• REQUEST
Reproduce each line of the material exactly, minus any picture.

== == ==

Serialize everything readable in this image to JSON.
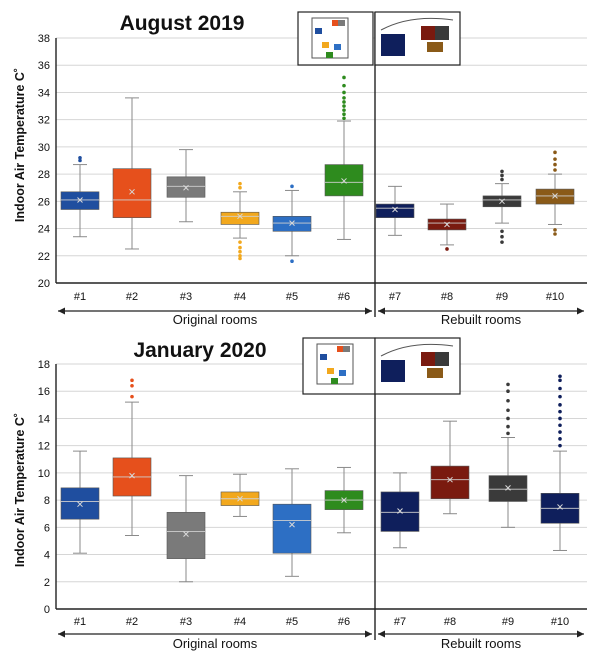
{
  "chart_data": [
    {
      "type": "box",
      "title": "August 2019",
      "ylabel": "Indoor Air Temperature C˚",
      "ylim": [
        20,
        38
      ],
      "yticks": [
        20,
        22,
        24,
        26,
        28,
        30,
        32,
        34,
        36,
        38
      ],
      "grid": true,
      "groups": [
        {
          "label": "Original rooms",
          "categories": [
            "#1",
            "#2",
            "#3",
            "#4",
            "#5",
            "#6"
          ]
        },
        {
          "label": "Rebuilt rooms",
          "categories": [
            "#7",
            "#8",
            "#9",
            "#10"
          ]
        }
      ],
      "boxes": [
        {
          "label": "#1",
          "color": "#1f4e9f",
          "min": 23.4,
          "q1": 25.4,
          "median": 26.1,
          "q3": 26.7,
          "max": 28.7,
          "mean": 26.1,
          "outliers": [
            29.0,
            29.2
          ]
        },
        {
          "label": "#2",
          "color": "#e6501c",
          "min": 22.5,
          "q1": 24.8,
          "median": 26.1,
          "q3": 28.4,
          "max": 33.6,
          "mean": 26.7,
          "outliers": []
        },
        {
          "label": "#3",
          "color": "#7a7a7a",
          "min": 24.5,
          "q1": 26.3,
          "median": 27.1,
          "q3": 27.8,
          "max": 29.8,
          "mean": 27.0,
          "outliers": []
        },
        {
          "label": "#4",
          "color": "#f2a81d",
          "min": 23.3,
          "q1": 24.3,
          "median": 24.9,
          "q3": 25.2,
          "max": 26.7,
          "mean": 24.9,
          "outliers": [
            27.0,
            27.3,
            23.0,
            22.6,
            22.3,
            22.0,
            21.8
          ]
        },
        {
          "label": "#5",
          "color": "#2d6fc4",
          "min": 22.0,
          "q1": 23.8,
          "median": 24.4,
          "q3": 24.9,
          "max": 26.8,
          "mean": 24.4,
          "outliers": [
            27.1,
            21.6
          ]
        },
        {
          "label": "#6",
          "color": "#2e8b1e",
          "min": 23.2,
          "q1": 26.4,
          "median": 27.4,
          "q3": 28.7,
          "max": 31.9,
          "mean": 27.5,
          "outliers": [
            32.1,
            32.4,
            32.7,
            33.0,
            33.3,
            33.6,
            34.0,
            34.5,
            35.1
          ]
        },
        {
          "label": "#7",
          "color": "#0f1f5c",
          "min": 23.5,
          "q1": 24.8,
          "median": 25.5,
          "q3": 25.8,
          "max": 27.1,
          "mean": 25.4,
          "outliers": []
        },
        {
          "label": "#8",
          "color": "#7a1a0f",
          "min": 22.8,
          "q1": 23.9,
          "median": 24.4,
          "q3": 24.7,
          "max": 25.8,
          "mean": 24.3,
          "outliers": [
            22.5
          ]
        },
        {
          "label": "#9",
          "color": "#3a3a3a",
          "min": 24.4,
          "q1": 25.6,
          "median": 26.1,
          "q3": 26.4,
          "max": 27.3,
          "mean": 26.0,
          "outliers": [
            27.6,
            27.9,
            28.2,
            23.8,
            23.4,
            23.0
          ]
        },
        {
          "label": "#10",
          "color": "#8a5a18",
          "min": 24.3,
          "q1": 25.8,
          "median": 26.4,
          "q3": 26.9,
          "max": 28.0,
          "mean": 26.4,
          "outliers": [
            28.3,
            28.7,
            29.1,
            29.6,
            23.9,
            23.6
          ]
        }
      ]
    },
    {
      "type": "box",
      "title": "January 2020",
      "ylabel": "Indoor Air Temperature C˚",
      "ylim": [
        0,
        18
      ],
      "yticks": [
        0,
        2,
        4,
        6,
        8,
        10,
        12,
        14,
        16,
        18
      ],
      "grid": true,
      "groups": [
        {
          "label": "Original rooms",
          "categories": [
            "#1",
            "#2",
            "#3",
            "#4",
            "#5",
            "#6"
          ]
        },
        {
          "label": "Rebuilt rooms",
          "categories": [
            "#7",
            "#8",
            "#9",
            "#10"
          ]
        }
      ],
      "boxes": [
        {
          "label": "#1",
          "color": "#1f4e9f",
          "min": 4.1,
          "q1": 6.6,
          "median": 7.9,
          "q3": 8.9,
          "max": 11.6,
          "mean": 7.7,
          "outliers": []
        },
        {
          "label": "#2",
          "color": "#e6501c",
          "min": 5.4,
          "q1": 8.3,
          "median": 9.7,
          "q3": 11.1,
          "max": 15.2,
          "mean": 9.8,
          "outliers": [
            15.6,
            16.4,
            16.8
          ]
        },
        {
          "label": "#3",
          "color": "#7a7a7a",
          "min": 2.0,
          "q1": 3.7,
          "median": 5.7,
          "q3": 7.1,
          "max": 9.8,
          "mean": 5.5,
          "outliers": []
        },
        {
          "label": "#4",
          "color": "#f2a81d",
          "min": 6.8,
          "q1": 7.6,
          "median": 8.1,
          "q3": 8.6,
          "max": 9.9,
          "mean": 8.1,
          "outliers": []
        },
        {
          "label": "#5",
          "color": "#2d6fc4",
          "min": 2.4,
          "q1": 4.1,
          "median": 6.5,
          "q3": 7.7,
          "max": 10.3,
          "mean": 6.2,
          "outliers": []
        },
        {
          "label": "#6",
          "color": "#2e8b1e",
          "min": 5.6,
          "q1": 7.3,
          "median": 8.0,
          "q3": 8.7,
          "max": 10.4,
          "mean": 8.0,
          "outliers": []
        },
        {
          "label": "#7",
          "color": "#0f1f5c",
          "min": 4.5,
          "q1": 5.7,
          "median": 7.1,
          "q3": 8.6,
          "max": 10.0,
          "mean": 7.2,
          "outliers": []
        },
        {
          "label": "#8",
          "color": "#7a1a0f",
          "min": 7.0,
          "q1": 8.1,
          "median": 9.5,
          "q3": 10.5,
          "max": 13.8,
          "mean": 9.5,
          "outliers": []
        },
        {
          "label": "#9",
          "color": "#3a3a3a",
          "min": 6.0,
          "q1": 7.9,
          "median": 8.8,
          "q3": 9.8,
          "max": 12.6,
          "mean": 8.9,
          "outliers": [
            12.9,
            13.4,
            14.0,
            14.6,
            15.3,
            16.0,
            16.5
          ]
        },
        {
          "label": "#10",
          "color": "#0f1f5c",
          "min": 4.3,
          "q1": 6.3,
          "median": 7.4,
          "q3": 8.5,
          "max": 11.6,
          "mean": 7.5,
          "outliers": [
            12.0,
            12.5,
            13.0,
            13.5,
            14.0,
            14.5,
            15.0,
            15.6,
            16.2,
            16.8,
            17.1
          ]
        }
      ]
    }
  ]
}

== == ==

• WRITTEN REPLY
Serialize everything readable in this image to JSON.
{
  "chart_data": [
    {
      "type": "box",
      "title": "August 2019",
      "ylabel": "Indoor Air Temperature C˚",
      "ylim": [
        20,
        38
      ],
      "yticks": [
        20,
        22,
        24,
        26,
        28,
        30,
        32,
        34,
        36,
        38
      ],
      "grid": true,
      "groups": [
        {
          "label": "Original rooms",
          "categories": [
            "#1",
            "#2",
            "#3",
            "#4",
            "#5",
            "#6"
          ]
        },
        {
          "label": "Rebuilt rooms",
          "categories": [
            "#7",
            "#8",
            "#9",
            "#10"
          ]
        }
      ],
      "boxes": [
        {
          "label": "#1",
          "color": "#1f4e9f",
          "min": 23.4,
          "q1": 25.4,
          "median": 26.1,
          "q3": 26.7,
          "max": 28.7,
          "mean": 26.1,
          "outliers": [
            29.0,
            29.2
          ]
        },
        {
          "label": "#2",
          "color": "#e6501c",
          "min": 22.5,
          "q1": 24.8,
          "median": 26.1,
          "q3": 28.4,
          "max": 33.6,
          "mean": 26.7,
          "outliers": []
        },
        {
          "label": "#3",
          "color": "#7a7a7a",
          "min": 24.5,
          "q1": 26.3,
          "median": 27.1,
          "q3": 27.8,
          "max": 29.8,
          "mean": 27.0,
          "outliers": []
        },
        {
          "label": "#4",
          "color": "#f2a81d",
          "min": 23.3,
          "q1": 24.3,
          "median": 24.9,
          "q3": 25.2,
          "max": 26.7,
          "mean": 24.9,
          "outliers": [
            27.0,
            27.3,
            23.0,
            22.6,
            22.3,
            22.0,
            21.8
          ]
        },
        {
          "label": "#5",
          "color": "#2d6fc4",
          "min": 22.0,
          "q1": 23.8,
          "median": 24.4,
          "q3": 24.9,
          "max": 26.8,
          "mean": 24.4,
          "outliers": [
            27.1,
            21.6
          ]
        },
        {
          "label": "#6",
          "color": "#2e8b1e",
          "min": 23.2,
          "q1": 26.4,
          "median": 27.4,
          "q3": 28.7,
          "max": 31.9,
          "mean": 27.5,
          "outliers": [
            32.1,
            32.4,
            32.7,
            33.0,
            33.3,
            33.6,
            34.0,
            34.5,
            35.1
          ]
        },
        {
          "label": "#7",
          "color": "#0f1f5c",
          "min": 23.5,
          "q1": 24.8,
          "median": 25.5,
          "q3": 25.8,
          "max": 27.1,
          "mean": 25.4,
          "outliers": []
        },
        {
          "label": "#8",
          "color": "#7a1a0f",
          "min": 22.8,
          "q1": 23.9,
          "median": 24.4,
          "q3": 24.7,
          "max": 25.8,
          "mean": 24.3,
          "outliers": [
            22.5
          ]
        },
        {
          "label": "#9",
          "color": "#3a3a3a",
          "min": 24.4,
          "q1": 25.6,
          "median": 26.1,
          "q3": 26.4,
          "max": 27.3,
          "mean": 26.0,
          "outliers": [
            27.6,
            27.9,
            28.2,
            23.8,
            23.4,
            23.0
          ]
        },
        {
          "label": "#10",
          "color": "#8a5a18",
          "min": 24.3,
          "q1": 25.8,
          "median": 26.4,
          "q3": 26.9,
          "max": 28.0,
          "mean": 26.4,
          "outliers": [
            28.3,
            28.7,
            29.1,
            29.6,
            23.9,
            23.6
          ]
        }
      ]
    },
    {
      "type": "box",
      "title": "January 2020",
      "ylabel": "Indoor Air Temperature C˚",
      "ylim": [
        0,
        18
      ],
      "yticks": [
        0,
        2,
        4,
        6,
        8,
        10,
        12,
        14,
        16,
        18
      ],
      "grid": true,
      "groups": [
        {
          "label": "Original rooms",
          "categories": [
            "#1",
            "#2",
            "#3",
            "#4",
            "#5",
            "#6"
          ]
        },
        {
          "label": "Rebuilt rooms",
          "categories": [
            "#7",
            "#8",
            "#9",
            "#10"
          ]
        }
      ],
      "boxes": [
        {
          "label": "#1",
          "color": "#1f4e9f",
          "min": 4.1,
          "q1": 6.6,
          "median": 7.9,
          "q3": 8.9,
          "max": 11.6,
          "mean": 7.7,
          "outliers": []
        },
        {
          "label": "#2",
          "color": "#e6501c",
          "min": 5.4,
          "q1": 8.3,
          "median": 9.7,
          "q3": 11.1,
          "max": 15.2,
          "mean": 9.8,
          "outliers": [
            15.6,
            16.4,
            16.8
          ]
        },
        {
          "label": "#3",
          "color": "#7a7a7a",
          "min": 2.0,
          "q1": 3.7,
          "median": 5.7,
          "q3": 7.1,
          "max": 9.8,
          "mean": 5.5,
          "outliers": []
        },
        {
          "label": "#4",
          "color": "#f2a81d",
          "min": 6.8,
          "q1": 7.6,
          "median": 8.1,
          "q3": 8.6,
          "max": 9.9,
          "mean": 8.1,
          "outliers": []
        },
        {
          "label": "#5",
          "color": "#2d6fc4",
          "min": 2.4,
          "q1": 4.1,
          "median": 6.5,
          "q3": 7.7,
          "max": 10.3,
          "mean": 6.2,
          "outliers": []
        },
        {
          "label": "#6",
          "color": "#2e8b1e",
          "min": 5.6,
          "q1": 7.3,
          "median": 8.0,
          "q3": 8.7,
          "max": 10.4,
          "mean": 8.0,
          "outliers": []
        },
        {
          "label": "#7",
          "color": "#0f1f5c",
          "min": 4.5,
          "q1": 5.7,
          "median": 7.1,
          "q3": 8.6,
          "max": 10.0,
          "mean": 7.2,
          "outliers": []
        },
        {
          "label": "#8",
          "color": "#7a1a0f",
          "min": 7.0,
          "q1": 8.1,
          "median": 9.5,
          "q3": 10.5,
          "max": 13.8,
          "mean": 9.5,
          "outliers": []
        },
        {
          "label": "#9",
          "color": "#3a3a3a",
          "min": 6.0,
          "q1": 7.9,
          "median": 8.8,
          "q3": 9.8,
          "max": 12.6,
          "mean": 8.9,
          "outliers": [
            12.9,
            13.4,
            14.0,
            14.6,
            15.3,
            16.0,
            16.5
          ]
        },
        {
          "label": "#10",
          "color": "#0f1f5c",
          "min": 4.3,
          "q1": 6.3,
          "median": 7.4,
          "q3": 8.5,
          "max": 11.6,
          "mean": 7.5,
          "outliers": [
            12.0,
            12.5,
            13.0,
            13.5,
            14.0,
            14.5,
            15.0,
            15.6,
            16.2,
            16.8,
            17.1
          ]
        }
      ]
    }
  ]
}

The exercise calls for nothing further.